→ Dataset listings of figures:
+ + +

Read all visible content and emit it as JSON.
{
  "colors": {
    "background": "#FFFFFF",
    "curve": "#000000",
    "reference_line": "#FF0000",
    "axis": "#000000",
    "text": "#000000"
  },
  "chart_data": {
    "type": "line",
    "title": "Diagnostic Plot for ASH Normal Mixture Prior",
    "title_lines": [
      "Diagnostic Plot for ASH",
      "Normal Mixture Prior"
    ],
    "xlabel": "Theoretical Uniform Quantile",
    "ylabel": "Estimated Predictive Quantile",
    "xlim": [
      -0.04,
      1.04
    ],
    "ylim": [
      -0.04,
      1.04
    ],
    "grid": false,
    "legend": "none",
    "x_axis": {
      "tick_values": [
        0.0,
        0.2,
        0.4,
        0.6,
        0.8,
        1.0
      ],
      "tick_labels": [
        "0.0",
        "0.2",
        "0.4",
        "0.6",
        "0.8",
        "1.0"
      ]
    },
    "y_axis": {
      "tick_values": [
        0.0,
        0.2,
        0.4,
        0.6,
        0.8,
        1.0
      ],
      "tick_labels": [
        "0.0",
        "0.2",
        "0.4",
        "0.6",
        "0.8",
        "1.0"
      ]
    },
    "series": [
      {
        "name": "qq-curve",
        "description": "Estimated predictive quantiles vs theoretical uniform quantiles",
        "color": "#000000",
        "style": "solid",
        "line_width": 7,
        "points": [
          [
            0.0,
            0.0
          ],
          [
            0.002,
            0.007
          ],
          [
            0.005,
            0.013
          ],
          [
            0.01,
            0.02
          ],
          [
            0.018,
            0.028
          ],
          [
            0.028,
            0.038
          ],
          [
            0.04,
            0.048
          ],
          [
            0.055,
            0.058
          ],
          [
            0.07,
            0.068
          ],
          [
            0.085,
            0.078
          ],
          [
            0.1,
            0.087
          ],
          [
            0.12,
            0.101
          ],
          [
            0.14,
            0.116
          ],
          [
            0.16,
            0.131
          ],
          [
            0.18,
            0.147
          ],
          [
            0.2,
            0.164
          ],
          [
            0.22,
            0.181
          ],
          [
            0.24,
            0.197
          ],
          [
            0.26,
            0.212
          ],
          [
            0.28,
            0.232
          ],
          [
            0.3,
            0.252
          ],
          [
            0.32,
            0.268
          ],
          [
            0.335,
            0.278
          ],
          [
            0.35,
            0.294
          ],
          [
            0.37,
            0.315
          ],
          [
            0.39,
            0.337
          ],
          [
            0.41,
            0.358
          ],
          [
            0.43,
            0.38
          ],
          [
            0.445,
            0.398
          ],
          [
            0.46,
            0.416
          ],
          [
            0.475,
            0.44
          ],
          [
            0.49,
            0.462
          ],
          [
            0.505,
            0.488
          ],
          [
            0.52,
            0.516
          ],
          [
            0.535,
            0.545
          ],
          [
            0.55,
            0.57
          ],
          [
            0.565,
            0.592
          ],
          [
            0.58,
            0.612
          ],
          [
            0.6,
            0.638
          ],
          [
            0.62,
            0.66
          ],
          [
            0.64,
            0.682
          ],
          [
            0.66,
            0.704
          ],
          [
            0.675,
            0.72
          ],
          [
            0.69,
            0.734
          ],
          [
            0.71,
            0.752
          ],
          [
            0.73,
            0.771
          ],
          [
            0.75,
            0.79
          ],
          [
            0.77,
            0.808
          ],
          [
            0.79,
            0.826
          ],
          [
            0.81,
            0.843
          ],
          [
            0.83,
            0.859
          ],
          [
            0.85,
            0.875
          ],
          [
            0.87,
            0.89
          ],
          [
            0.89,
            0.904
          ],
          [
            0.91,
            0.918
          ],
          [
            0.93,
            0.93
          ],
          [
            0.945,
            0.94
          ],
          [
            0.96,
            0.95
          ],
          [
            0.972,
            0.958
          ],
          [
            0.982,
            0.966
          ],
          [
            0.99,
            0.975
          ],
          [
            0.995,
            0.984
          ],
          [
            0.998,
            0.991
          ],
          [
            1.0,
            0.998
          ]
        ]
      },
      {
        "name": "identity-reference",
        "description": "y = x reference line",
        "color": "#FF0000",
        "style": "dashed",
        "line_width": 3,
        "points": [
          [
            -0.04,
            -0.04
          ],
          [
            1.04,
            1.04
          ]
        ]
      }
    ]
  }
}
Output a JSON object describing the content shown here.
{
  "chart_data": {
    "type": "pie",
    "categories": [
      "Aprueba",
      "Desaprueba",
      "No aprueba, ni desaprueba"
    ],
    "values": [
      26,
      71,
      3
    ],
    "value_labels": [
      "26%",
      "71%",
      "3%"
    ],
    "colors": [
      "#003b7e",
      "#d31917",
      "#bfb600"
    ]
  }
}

+ + +

→ What to work on: Copy out every line in the entries above that holds "Diagnostic".

→ Response for this exercise:
    "title": "Diagnostic Plot for ASH Normal Mixture Prior",
      "Diagnostic Plot for ASH",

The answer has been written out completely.